§ Prompt: Pick out every line holding the string "veselība" and copy it.

# Rows start

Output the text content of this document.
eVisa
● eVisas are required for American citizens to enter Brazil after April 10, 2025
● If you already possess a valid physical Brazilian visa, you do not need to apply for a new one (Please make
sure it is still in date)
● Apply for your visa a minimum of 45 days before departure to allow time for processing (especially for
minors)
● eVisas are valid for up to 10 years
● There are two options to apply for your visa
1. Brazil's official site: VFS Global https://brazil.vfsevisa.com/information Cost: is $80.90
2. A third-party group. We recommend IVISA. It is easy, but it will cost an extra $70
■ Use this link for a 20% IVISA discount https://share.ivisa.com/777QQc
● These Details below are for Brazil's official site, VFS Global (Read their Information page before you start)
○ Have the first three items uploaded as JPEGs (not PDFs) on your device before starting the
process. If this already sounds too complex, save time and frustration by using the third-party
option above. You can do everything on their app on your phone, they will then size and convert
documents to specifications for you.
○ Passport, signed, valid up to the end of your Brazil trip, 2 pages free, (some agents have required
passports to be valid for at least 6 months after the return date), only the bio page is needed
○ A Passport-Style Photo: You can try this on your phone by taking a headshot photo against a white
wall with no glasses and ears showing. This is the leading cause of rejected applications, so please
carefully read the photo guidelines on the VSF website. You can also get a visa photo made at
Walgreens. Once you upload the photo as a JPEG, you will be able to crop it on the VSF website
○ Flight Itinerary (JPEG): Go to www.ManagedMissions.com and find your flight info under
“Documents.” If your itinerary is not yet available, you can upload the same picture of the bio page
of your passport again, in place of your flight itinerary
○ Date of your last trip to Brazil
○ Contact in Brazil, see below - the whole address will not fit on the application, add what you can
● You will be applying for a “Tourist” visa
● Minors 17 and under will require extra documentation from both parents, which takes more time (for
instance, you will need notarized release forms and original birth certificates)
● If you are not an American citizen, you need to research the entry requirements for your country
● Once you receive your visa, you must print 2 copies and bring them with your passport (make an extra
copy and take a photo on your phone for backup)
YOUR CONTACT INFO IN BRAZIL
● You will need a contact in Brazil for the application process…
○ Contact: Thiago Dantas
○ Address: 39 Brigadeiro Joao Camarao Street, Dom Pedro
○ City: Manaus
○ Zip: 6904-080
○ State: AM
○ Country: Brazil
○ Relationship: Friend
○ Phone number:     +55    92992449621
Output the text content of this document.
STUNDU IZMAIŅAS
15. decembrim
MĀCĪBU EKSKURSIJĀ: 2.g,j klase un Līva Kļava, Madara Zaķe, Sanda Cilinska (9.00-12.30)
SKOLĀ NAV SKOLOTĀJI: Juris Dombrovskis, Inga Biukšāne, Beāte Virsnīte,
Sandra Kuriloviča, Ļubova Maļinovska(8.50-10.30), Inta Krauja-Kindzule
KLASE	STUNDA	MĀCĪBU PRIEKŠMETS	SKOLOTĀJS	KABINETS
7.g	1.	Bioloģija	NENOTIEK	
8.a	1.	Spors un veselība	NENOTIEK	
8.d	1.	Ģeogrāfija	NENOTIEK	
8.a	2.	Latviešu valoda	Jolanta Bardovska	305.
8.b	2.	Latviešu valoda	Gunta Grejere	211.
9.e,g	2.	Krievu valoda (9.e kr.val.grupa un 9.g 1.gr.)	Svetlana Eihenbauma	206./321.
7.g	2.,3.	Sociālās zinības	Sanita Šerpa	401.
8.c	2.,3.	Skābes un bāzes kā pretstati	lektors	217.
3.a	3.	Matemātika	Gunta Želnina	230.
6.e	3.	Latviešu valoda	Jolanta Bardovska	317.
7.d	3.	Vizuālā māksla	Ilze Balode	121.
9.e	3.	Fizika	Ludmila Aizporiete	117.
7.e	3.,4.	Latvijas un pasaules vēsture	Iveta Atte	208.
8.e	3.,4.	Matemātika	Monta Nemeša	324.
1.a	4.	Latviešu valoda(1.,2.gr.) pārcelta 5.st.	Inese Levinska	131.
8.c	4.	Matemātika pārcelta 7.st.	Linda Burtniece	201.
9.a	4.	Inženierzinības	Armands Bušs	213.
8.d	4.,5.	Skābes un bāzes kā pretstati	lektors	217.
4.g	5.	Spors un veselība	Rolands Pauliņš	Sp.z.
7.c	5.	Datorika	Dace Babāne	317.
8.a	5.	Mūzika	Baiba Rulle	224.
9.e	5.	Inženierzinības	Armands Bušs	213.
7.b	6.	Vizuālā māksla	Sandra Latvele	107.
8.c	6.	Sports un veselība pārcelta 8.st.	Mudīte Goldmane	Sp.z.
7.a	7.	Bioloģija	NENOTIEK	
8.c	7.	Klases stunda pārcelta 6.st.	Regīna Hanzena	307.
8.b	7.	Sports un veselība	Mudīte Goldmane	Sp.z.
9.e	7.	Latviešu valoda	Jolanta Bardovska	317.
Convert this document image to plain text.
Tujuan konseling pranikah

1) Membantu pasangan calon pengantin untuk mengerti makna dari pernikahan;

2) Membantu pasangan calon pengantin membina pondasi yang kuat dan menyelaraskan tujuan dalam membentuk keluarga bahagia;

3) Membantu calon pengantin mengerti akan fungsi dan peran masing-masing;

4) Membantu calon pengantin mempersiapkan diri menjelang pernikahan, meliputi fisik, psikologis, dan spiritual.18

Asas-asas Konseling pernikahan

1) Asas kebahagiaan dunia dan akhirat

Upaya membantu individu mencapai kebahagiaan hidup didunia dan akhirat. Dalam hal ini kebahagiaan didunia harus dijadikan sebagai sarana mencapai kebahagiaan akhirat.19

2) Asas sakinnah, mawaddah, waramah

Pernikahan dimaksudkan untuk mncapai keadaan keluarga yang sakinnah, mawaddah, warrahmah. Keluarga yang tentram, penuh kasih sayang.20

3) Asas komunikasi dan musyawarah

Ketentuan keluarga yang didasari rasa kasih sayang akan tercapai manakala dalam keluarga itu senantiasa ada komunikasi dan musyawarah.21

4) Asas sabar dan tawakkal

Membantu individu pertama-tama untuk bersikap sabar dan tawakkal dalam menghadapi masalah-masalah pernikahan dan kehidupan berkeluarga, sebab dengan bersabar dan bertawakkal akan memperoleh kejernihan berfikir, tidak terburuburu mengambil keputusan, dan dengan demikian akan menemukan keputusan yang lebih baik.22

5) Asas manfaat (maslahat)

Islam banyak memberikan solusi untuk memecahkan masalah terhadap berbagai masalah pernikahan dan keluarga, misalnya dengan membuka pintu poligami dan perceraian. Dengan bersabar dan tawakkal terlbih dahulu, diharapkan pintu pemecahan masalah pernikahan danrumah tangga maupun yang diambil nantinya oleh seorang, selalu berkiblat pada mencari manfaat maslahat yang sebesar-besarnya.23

# Rows end

§ Correct output:
8.a	1.	Spors un veselība	NENOTIEK	
4.g	5.	Spors un veselība	Rolands Pauliņš	Sp.z.
8.c	6.	Sports un veselība pārcelta 8.st.	Mudīte Goldmane	Sp.z.
8.b	7.	Sports un veselība	Mudīte Goldmane	Sp.z.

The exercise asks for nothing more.